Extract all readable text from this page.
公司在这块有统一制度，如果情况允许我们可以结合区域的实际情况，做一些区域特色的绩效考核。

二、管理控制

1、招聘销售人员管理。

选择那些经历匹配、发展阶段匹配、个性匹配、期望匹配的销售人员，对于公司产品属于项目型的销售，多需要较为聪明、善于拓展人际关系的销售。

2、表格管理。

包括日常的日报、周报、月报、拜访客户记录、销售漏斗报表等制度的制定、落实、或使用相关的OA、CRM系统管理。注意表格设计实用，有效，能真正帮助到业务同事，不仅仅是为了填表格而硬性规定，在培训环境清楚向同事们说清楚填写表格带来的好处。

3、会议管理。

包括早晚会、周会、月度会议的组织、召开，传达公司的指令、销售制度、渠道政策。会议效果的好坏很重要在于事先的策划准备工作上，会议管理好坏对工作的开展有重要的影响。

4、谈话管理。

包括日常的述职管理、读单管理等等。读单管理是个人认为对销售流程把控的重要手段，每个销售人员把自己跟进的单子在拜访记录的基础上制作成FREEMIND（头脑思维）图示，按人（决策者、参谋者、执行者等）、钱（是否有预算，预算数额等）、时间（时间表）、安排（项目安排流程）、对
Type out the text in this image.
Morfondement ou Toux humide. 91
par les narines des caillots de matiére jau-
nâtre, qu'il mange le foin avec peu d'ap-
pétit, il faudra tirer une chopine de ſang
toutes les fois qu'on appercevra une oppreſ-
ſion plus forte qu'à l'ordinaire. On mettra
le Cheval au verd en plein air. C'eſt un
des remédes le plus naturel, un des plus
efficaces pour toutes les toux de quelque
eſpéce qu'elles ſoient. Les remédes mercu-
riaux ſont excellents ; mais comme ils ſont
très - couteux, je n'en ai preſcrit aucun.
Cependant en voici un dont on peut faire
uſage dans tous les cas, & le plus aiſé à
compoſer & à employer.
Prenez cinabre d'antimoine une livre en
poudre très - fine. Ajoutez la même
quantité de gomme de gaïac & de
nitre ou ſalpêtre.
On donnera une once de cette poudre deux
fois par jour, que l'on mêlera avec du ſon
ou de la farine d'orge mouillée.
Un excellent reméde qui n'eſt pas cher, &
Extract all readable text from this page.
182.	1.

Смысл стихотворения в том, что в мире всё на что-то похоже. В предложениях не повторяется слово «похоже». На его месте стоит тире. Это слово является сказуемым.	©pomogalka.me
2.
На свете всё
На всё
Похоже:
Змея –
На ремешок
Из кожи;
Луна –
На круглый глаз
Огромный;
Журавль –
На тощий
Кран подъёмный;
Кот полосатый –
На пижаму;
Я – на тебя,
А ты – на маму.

**Problem description**
Print out every entry, keeping each one exact.

**Output**
Extract all readable text from this page.
公司在这块有统一制度，如果情况允许我们可以结合区域的实际情况，做一些区域特色的绩效考核。

二、管理控制

1、招聘销售人员管理。

选择那些经历匹配、发展阶段匹配、个性匹配、期望匹配的销售人员，对于公司产品属于项目型的销售，多需要较为聪明、善于拓展人际关系的销售。

2、表格管理。

包括日常的日报、周报、月报、拜访客户记录、销售漏斗报表等制度的制定、落实、或使用相关的OA、CRM系统管理。注意表格设计实用，有效，能真正帮助到业务同事，不仅仅是为了填表格而硬性规定，在培训环境清楚向同事们说清楚填写表格带来的好处。

3、会议管理。

包括早晚会、周会、月度会议的组织、召开，传达公司的指令、销售制度、渠道政策。会议效果的好坏很重要在于事先的策划准备工作上，会议管理好坏对工作的开展有重要的影响。

4、谈话管理。

包括日常的述职管理、读单管理等等。读单管理是个人认为对销售流程把控的重要手段，每个销售人员把自己跟进的单子在拜访记录的基础上制作成FREEMIND（头脑思维）图示，按人（决策者、参谋者、执行者等）、钱（是否有预算，预算数额等）、时间（时间表）、安排（项目安排流程）、对
Type out the text in this image.
Morfondement ou Toux humide. 91
par les narines des caillots de matiére jau-
nâtre, qu'il mange le foin avec peu d'ap-
pétit, il faudra tirer une chopine de ſang
toutes les fois qu'on appercevra une oppreſ-
ſion plus forte qu'à l'ordinaire. On mettra
le Cheval au verd en plein air. C'eſt un
des remédes le plus naturel, un des plus
efficaces pour toutes les toux de quelque
eſpéce qu'elles ſoient. Les remédes mercu-
riaux ſont excellents ; mais comme ils ſont
très - couteux, je n'en ai preſcrit aucun.
Cependant en voici un dont on peut faire
uſage dans tous les cas, & le plus aiſé à
compoſer & à employer.
Prenez cinabre d'antimoine une livre en
poudre très - fine. Ajoutez la même
quantité de gomme de gaïac & de
nitre ou ſalpêtre.
On donnera une once de cette poudre deux
fois par jour, que l'on mêlera avec du ſon
ou de la farine d'orge mouillée.
Un excellent reméde qui n'eſt pas cher, &
Extract all readable text from this page.
182.	1.

Смысл стихотворения в том, что в мире всё на что-то похоже. В предложениях не повторяется слово «похоже». На его месте стоит тире. Это слово является сказуемым.	©pomogalka.me
2.
На свете всё
На всё
Похоже:
Змея –
На ремешок
Из кожи;
Луна –
На круглый глаз
Огромный;
Журавль –
На тощий
Кран подъёмный;
Кот полосатый –
На пижаму;
Я – на тебя,
А ты – на маму.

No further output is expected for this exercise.